> AIM OF THE TASK
Take every line from the material that has the word "книжной" in it.

Lines of data:
----

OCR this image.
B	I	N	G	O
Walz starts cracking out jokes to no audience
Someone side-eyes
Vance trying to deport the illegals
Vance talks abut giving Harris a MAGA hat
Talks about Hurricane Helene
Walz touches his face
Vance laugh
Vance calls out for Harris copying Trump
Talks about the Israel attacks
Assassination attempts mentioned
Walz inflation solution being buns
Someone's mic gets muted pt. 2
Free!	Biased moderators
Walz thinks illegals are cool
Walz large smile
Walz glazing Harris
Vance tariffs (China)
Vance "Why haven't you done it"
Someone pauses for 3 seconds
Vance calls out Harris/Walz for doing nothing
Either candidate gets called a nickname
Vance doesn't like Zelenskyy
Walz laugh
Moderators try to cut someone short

----

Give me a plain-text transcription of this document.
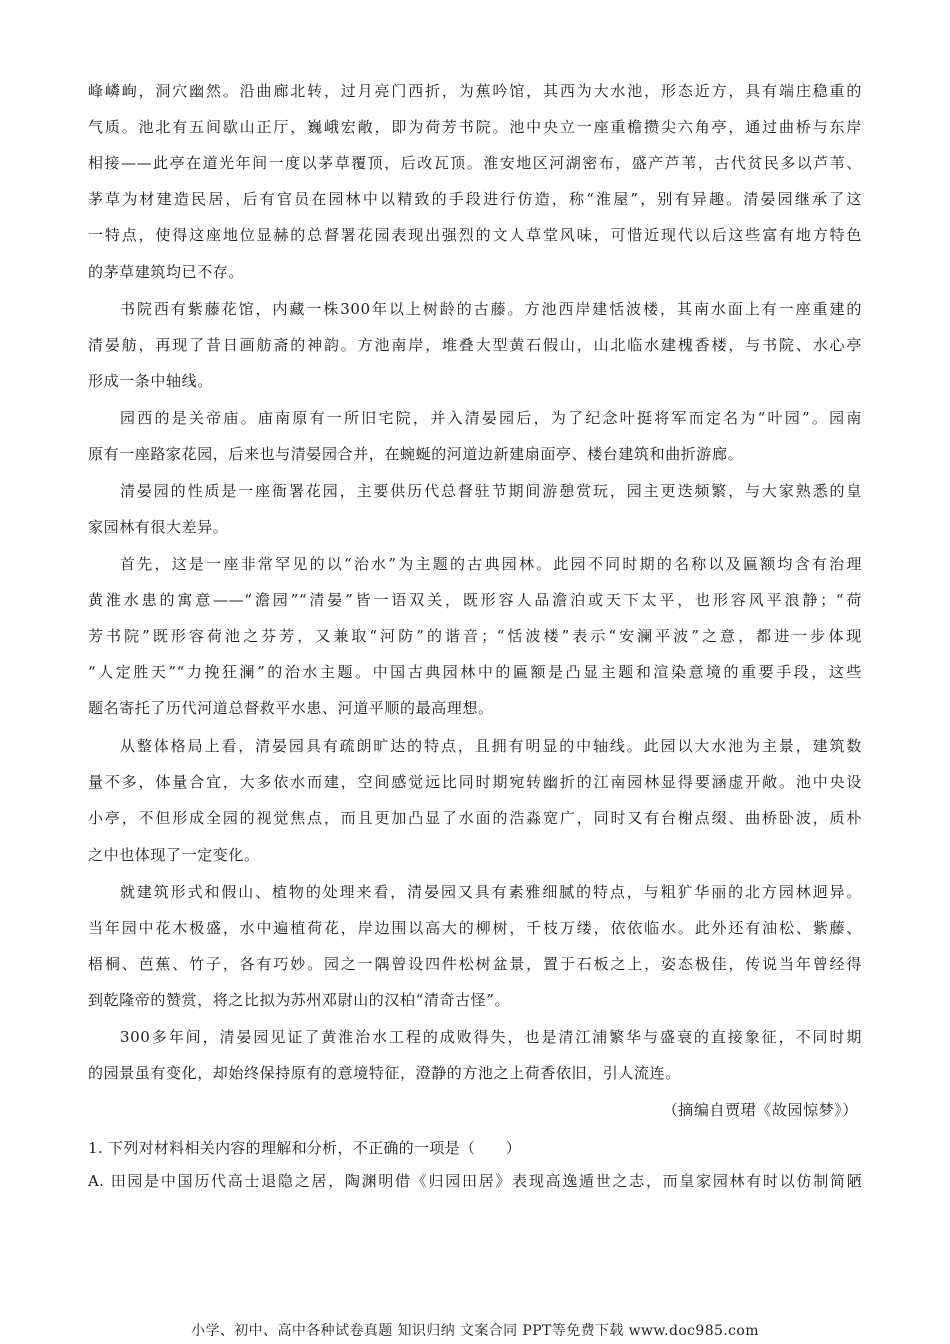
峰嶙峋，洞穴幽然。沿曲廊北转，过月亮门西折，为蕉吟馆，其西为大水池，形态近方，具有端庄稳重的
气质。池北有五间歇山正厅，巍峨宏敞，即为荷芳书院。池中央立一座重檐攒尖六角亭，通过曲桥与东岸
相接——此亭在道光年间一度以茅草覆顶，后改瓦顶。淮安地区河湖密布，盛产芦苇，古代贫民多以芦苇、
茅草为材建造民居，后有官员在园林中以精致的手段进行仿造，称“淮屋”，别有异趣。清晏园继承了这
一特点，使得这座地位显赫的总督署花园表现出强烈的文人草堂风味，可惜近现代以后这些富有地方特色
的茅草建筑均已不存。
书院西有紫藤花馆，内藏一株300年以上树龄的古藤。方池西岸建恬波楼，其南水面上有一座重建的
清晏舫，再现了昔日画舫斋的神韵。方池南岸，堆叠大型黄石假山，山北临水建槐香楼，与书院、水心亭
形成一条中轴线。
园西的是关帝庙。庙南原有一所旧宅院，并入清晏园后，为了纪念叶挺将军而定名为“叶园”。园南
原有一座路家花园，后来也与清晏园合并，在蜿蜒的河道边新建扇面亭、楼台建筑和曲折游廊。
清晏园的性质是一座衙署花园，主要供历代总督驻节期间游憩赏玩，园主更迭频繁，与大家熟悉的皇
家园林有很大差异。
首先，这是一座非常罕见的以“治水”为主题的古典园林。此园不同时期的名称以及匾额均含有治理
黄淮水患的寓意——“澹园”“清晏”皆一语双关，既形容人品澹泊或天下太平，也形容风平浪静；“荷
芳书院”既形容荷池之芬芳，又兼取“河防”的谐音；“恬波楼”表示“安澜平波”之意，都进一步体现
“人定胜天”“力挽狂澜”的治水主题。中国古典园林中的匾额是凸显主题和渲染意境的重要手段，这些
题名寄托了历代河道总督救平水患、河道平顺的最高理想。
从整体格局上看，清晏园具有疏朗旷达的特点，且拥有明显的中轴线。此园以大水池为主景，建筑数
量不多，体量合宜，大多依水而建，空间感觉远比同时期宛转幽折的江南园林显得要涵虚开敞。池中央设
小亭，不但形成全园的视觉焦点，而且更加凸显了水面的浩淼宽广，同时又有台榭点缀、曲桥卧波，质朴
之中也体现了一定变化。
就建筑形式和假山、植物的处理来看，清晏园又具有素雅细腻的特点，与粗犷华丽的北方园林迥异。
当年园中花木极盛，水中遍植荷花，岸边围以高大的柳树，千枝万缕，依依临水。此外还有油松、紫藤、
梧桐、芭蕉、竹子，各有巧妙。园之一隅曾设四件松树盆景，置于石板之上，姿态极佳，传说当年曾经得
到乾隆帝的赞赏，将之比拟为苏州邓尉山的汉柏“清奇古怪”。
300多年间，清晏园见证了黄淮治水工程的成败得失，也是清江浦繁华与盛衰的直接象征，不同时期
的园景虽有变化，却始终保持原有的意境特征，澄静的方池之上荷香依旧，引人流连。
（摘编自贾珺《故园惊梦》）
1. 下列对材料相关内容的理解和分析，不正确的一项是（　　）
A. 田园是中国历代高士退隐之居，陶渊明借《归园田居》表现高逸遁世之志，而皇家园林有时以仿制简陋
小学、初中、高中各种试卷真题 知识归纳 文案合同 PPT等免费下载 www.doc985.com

----

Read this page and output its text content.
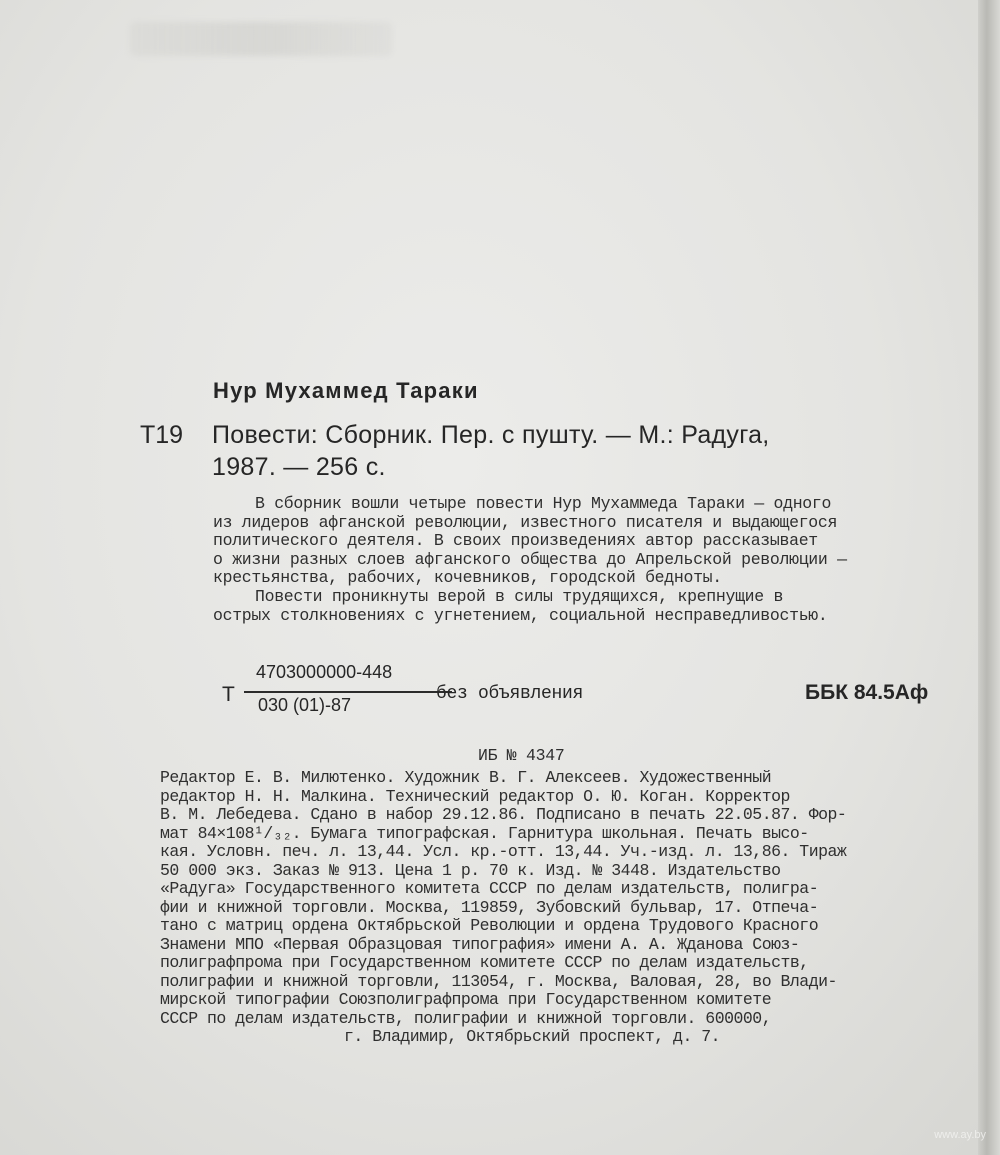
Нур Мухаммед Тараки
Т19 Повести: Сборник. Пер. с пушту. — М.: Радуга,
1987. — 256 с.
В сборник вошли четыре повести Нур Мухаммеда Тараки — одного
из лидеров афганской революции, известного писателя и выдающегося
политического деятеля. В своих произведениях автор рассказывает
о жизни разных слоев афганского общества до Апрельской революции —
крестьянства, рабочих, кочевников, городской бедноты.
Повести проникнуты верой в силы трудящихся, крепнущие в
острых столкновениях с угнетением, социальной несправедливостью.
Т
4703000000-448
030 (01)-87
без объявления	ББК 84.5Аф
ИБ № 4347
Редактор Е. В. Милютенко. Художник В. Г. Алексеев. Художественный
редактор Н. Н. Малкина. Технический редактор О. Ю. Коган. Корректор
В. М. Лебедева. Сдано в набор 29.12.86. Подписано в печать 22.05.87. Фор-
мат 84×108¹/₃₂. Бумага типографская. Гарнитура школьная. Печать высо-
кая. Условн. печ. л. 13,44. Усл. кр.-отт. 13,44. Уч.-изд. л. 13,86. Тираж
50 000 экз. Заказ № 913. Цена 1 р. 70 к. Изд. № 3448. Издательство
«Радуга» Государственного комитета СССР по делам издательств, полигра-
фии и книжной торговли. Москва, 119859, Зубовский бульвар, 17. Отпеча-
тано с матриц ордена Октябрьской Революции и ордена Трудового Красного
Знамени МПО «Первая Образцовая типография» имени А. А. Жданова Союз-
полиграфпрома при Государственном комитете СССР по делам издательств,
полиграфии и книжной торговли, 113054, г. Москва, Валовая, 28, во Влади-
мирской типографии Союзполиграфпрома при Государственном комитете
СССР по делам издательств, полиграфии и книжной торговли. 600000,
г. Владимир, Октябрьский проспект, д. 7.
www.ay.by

----

> OUTPUT BELOW
фии и книжной торговли. Москва, 119859, Зубовский бульвар, 17. Отпеча-
полиграфии и книжной торговли, 113054, г. Москва, Валовая, 28, во Влади-
СССР по делам издательств, полиграфии и книжной торговли. 600000,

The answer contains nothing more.